--- START Entries ---

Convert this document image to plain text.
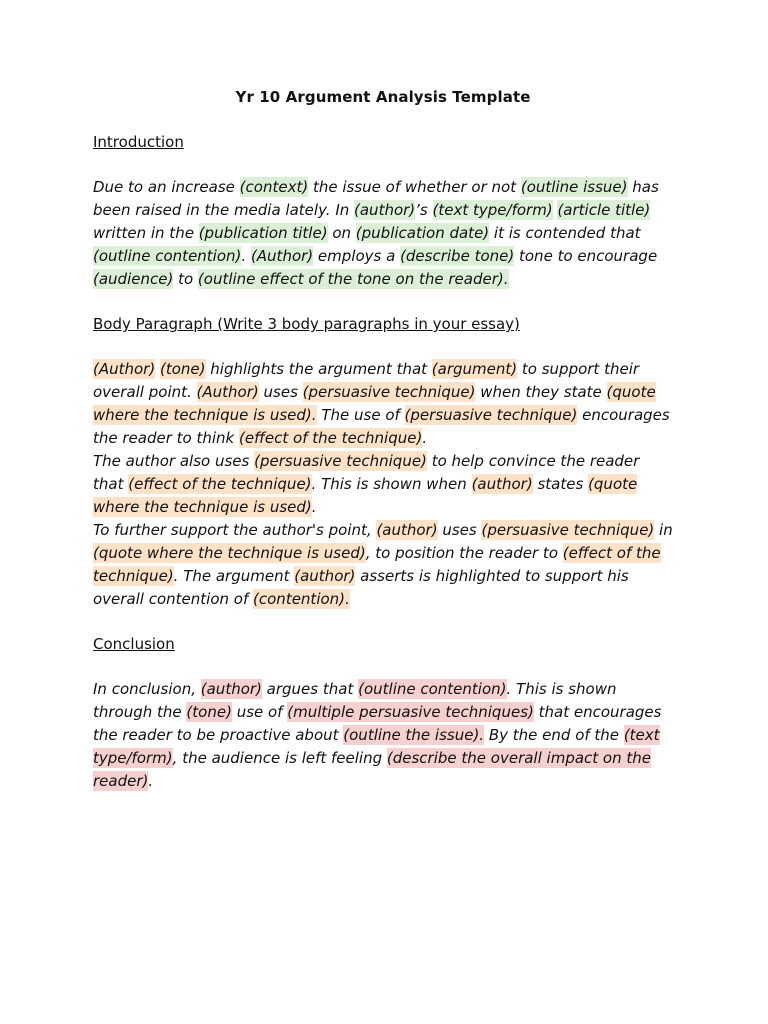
Yr 10 Argument Analysis Template
Introduction

Due to an increase (context) the issue of whether or not (outline issue) has been raised in the media lately. In (author)’s (text type/form) (article title) written in the (publication title) on (publication date) it is contended that (outline contention). (Author) employs a (describe tone) tone to encourage (audience) to (outline effect of the tone on the reader).

Body Paragraph (Write 3 body paragraphs in your essay)

(Author) (tone) highlights the argument that (argument) to support their overall point. (Author) uses (persuasive technique) when they state (quote where the technique is used). The use of (persuasive technique) encourages the reader to think (effect of the technique).

The author also uses (persuasive technique) to help convince the reader that (effect of the technique). This is shown when (author) states (quote where the technique is used).

To further support the author's point, (author) uses (persuasive technique) in (quote where the technique is used), to position the reader to (effect of the technique). The argument (author) asserts is highlighted to support his overall contention of (contention).

Conclusion

In conclusion, (author) argues that (outline contention). This is shown through the (tone) use of (multiple persuasive techniques) that encourages the reader to be proactive about (outline the issue). By the end of the (text type/form), the audience is left feeling (describe the overall impact on the reader).
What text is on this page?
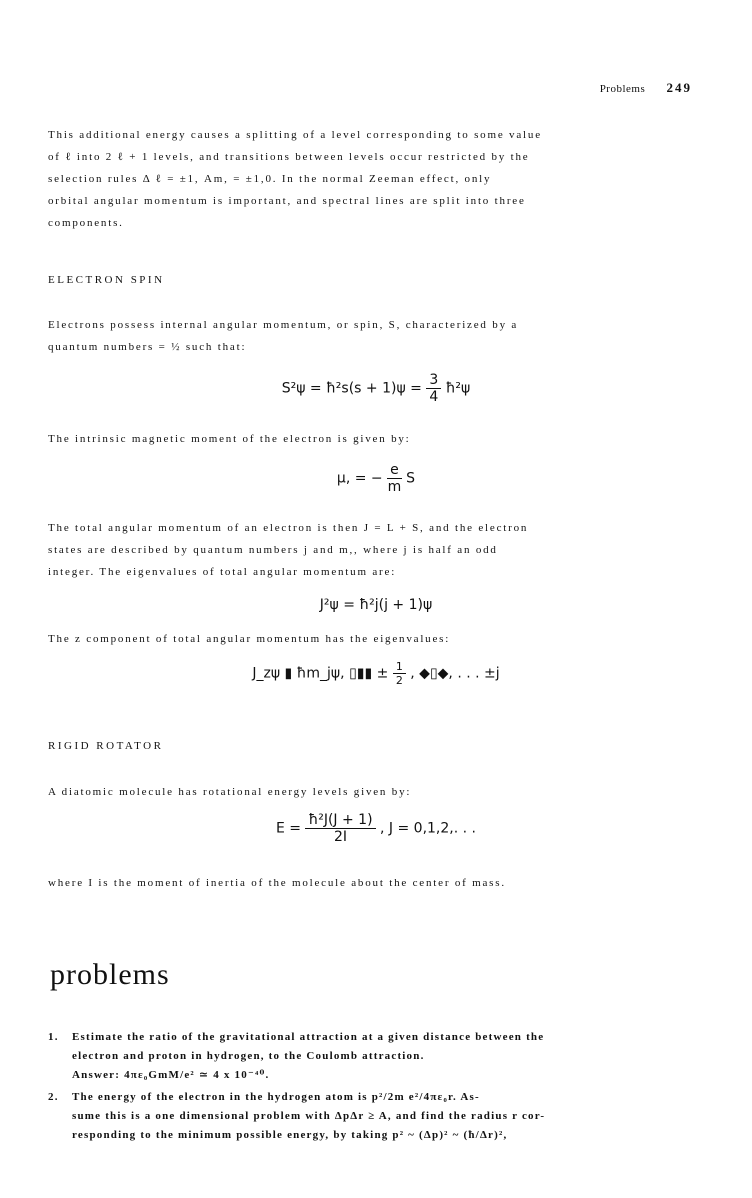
Problems 249
This additional energy causes a splitting of a level corresponding to some value
of ℓ into 2 ℓ + 1 levels, and transitions between levels occur restricted by the
selection rules Δ ℓ = ±1, Am, = ±1,0. In the normal Zeeman effect, only
orbital angular momentum is important, and spectral lines are split into three
components.
ELECTRON SPIN
Electrons possess internal angular momentum, or spin, S, characterized by a
quantum numbers = ½ such that:
S²ψ = ħ²s(s + $1)\psi = \frac{3}{4}$ ħ²ψ
The intrinsic magnetic moment of the electron is given by:
μ, = − $\frac{e}{m}$ S
The total angular momentum of an electron is then J = L + S, and the electron
states are described by quantum numbers j and m,, where j is half an odd
integer. The eigenvalues of total angular momentum are:
J²ψ = ħ²j(j + 1)ψ
The z component of total angular momentum has the eigenvalues:
J_zψ ▮ ħm_jψ, ▯▮▮ ± $\frac{1}{2}$ , ◆▯◆, . . . ±j
RIGID ROTATOR
A diatomic molecule has rotational energy levels given by:
$E = \frac{\text{ħ²J(J + 1)}}{2I}$ , J = 0,1,2,. . .
where I is the moment of inertia of the molecule about the center of mass.
problems
1. Estimate the ratio of the gravitational attraction at a given distance between the
electron and proton in hydrogen, to the Coulomb attraction.
Answer: 4πε₀GmM/e² ≃ 4 x 10⁻⁴⁰.
2. The energy of the electron in the hydrogen atom is p²/2m e²/4πε₀r. As-
sume this is a one dimensional problem with ΔpΔr ≥ A, and find the radius r cor-
responding to the minimum possible energy, by taking p² ~ (Δp)² ~ (ħ/Δr)²,
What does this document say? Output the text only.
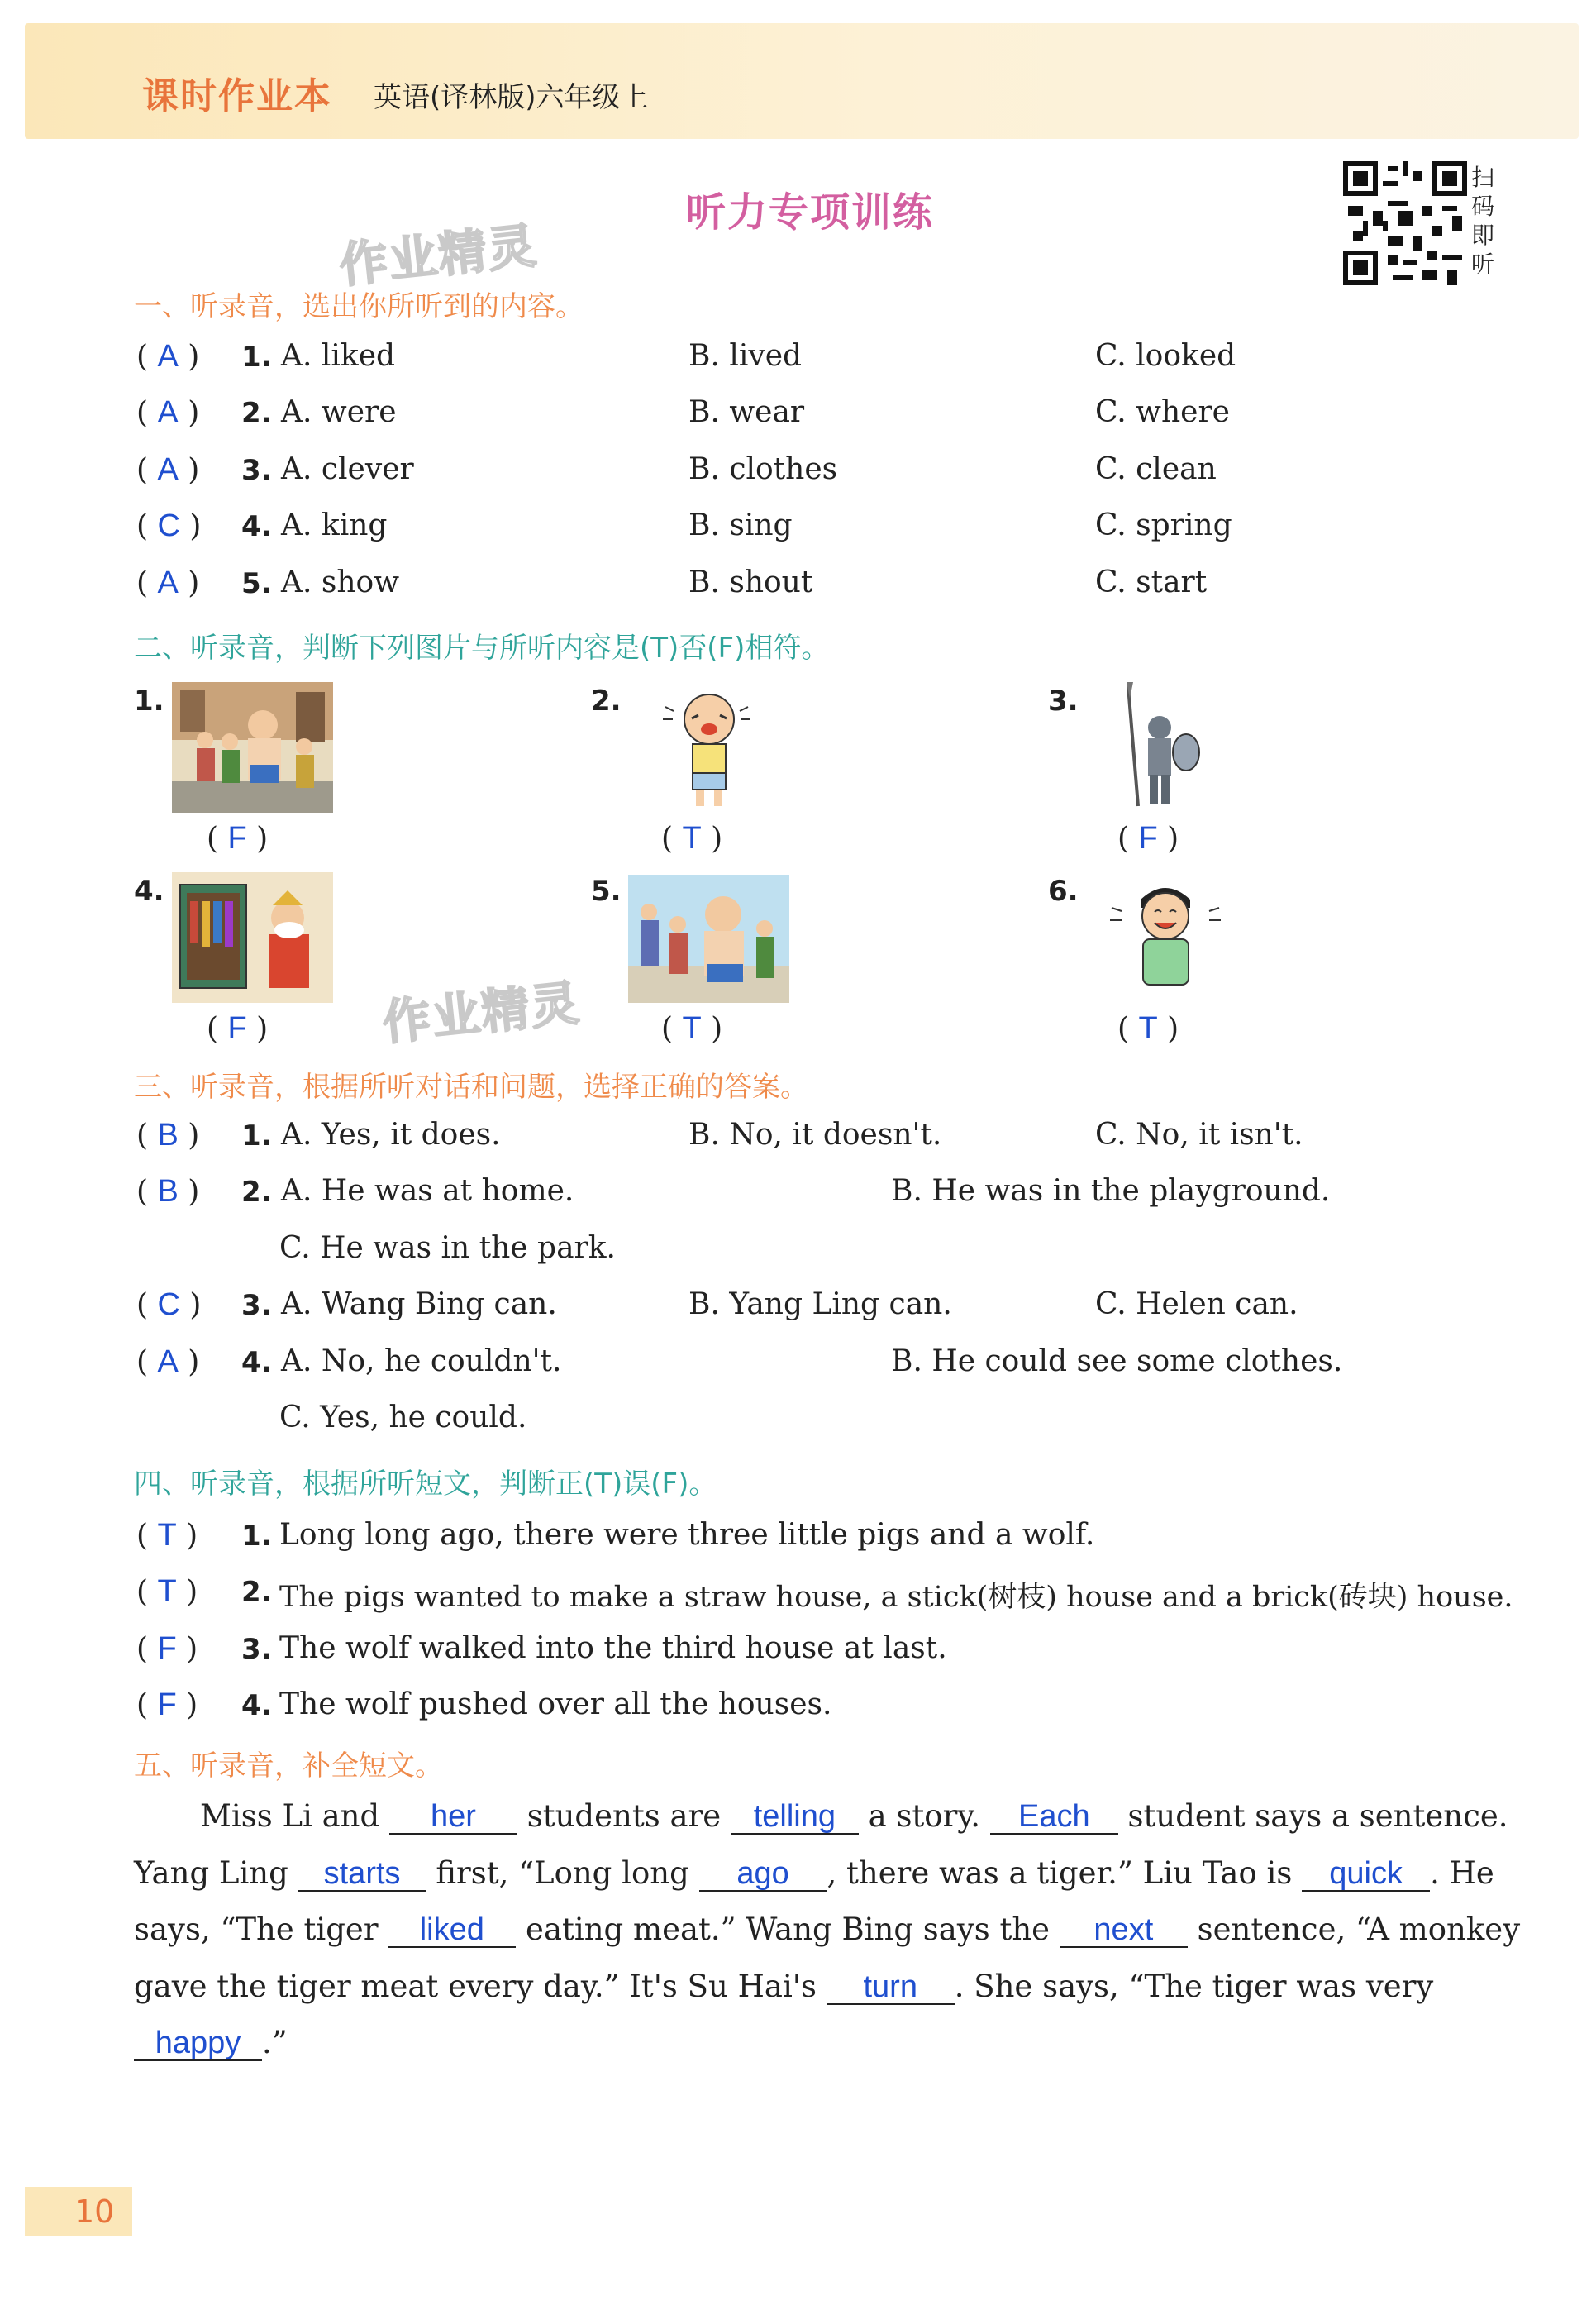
课时作业本 英语(译林版)六年级上
听力专项训练
扫码即听
作业精灵
作业精灵
一、听录音，选出你所听到的内容。
( A ) 1. A. liked	B. lived	C. looked
( A ) 2. A. were	B. wear	C. where
( A ) 3. A. clever	B. clothes	C. clean
( C ) 4. A. king	B. sing	C. spring
( A ) 5. A. show	B. shout	C. start
二、听录音，判断下列图片与所听内容是(T)否(F)相符。
1.
( F )
2.
( T )
3.
( F )
4.
( F )
5.
( T )
6.
( T )
三、听录音，根据所听对话和问题，选择正确的答案。
( B ) 1. A. Yes, it does.	B. No, it doesn't.	C. No, it isn't.
( B ) 2. A. He was at home.	B. He was in the playground.
C. He was in the park.
( C ) 3. A. Wang Bing can.	B. Yang Ling can.	C. Helen can.
( A ) 4. A. No, he couldn't.	B. He could see some clothes.
C. Yes, he could.
四、听录音，根据所听短文，判断正(T)误(F)。
( T ) 1. Long long ago, there were three little pigs and a wolf.
( T ) 2. The pigs wanted to make a straw house, a stick(树枝) house and a brick(砖块) house.
( F ) 3. The wolf walked into the third house at last.
( F ) 4. The wolf pushed over all the houses.
五、听录音，补全短文。
Miss Li and her students are telling a story. Each student says a sentence.
Yang Ling starts first, “Long long ago , there was a tiger.” Liu Tao is quick . He
says, “The tiger liked eating meat.” Wang Bing says the next sentence, “A monkey
gave the tiger meat every day.” It's Su Hai's turn . She says, “The tiger was very
happy .”
10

--- END Entries ---

Write out the records above exactly as they appear, leaving out any pictures.

Convert this document image to plain text.
Yr 10 Argument Analysis Template
Introduction

Due to an increase (context) the issue of whether or not (outline issue) has been raised in the media lately. In (author)’s (text type/form) (article title) written in the (publication title) on (publication date) it is contended that (outline contention). (Author) employs a (describe tone) tone to encourage (audience) to (outline effect of the tone on the reader).

Body Paragraph (Write 3 body paragraphs in your essay)

(Author) (tone) highlights the argument that (argument) to support their overall point. (Author) uses (persuasive technique) when they state (quote where the technique is used). The use of (persuasive technique) encourages the reader to think (effect of the technique).

The author also uses (persuasive technique) to help convince the reader that (effect of the technique). This is shown when (author) states (quote where the technique is used).

To further support the author's point, (author) uses (persuasive technique) in (quote where the technique is used), to position the reader to (effect of the technique). The argument (author) asserts is highlighted to support his overall contention of (contention).

Conclusion

In conclusion, (author) argues that (outline contention). This is shown through the (tone) use of (multiple persuasive techniques) that encourages the reader to be proactive about (outline the issue). By the end of the (text type/form), the audience is left feeling (describe the overall impact on the reader).
What text is on this page?
Problems 249
This additional energy causes a splitting of a level corresponding to some value
of ℓ into 2 ℓ + 1 levels, and transitions between levels occur restricted by the
selection rules Δ ℓ = ±1, Am, = ±1,0. In the normal Zeeman effect, only
orbital angular momentum is important, and spectral lines are split into three
components.
ELECTRON SPIN
Electrons possess internal angular momentum, or spin, S, characterized by a
quantum numbers = ½ such that:
S²ψ = ħ²s(s + $1)\psi = \frac{3}{4}$ ħ²ψ
The intrinsic magnetic moment of the electron is given by:
μ, = − $\frac{e}{m}$ S
The total angular momentum of an electron is then J = L + S, and the electron
states are described by quantum numbers j and m,, where j is half an odd
integer. The eigenvalues of total angular momentum are:
J²ψ = ħ²j(j + 1)ψ
The z component of total angular momentum has the eigenvalues:
J_zψ ▮ ħm_jψ, ▯▮▮ ± $\frac{1}{2}$ , ◆▯◆, . . . ±j
RIGID ROTATOR
A diatomic molecule has rotational energy levels given by:
$E = \frac{\text{ħ²J(J + 1)}}{2I}$ , J = 0,1,2,. . .
where I is the moment of inertia of the molecule about the center of mass.
problems
1. Estimate the ratio of the gravitational attraction at a given distance between the
electron and proton in hydrogen, to the Coulomb attraction.
Answer: 4πε₀GmM/e² ≃ 4 x 10⁻⁴⁰.
2. The energy of the electron in the hydrogen atom is p²/2m e²/4πε₀r. As-
sume this is a one dimensional problem with ΔpΔr ≥ A, and find the radius r cor-
responding to the minimum possible energy, by taking p² ~ (Δp)² ~ (ħ/Δr)²,
What does this document say? Output the text only.
课时作业本 英语(译林版)六年级上
听力专项训练
扫码即听
作业精灵
作业精灵
一、听录音，选出你所听到的内容。
( A ) 1. A. liked	B. lived	C. looked
( A ) 2. A. were	B. wear	C. where
( A ) 3. A. clever	B. clothes	C. clean
( C ) 4. A. king	B. sing	C. spring
( A ) 5. A. show	B. shout	C. start
二、听录音，判断下列图片与所听内容是(T)否(F)相符。
1.
( F )
2.
( T )
3.
( F )
4.
( F )
5.
( T )
6.
( T )
三、听录音，根据所听对话和问题，选择正确的答案。
( B ) 1. A. Yes, it does.	B. No, it doesn't.	C. No, it isn't.
( B ) 2. A. He was at home.	B. He was in the playground.
C. He was in the park.
( C ) 3. A. Wang Bing can.	B. Yang Ling can.	C. Helen can.
( A ) 4. A. No, he couldn't.	B. He could see some clothes.
C. Yes, he could.
四、听录音，根据所听短文，判断正(T)误(F)。
( T ) 1. Long long ago, there were three little pigs and a wolf.
( T ) 2. The pigs wanted to make a straw house, a stick(树枝) house and a brick(砖块) house.
( F ) 3. The wolf walked into the third house at last.
( F ) 4. The wolf pushed over all the houses.
五、听录音，补全短文。
Miss Li and her students are telling a story. Each student says a sentence.
Yang Ling starts first, “Long long ago , there was a tiger.” Liu Tao is quick . He
says, “The tiger liked eating meat.” Wang Bing says the next sentence, “A monkey
gave the tiger meat every day.” It's Su Hai's turn . She says, “The tiger was very
happy .”
10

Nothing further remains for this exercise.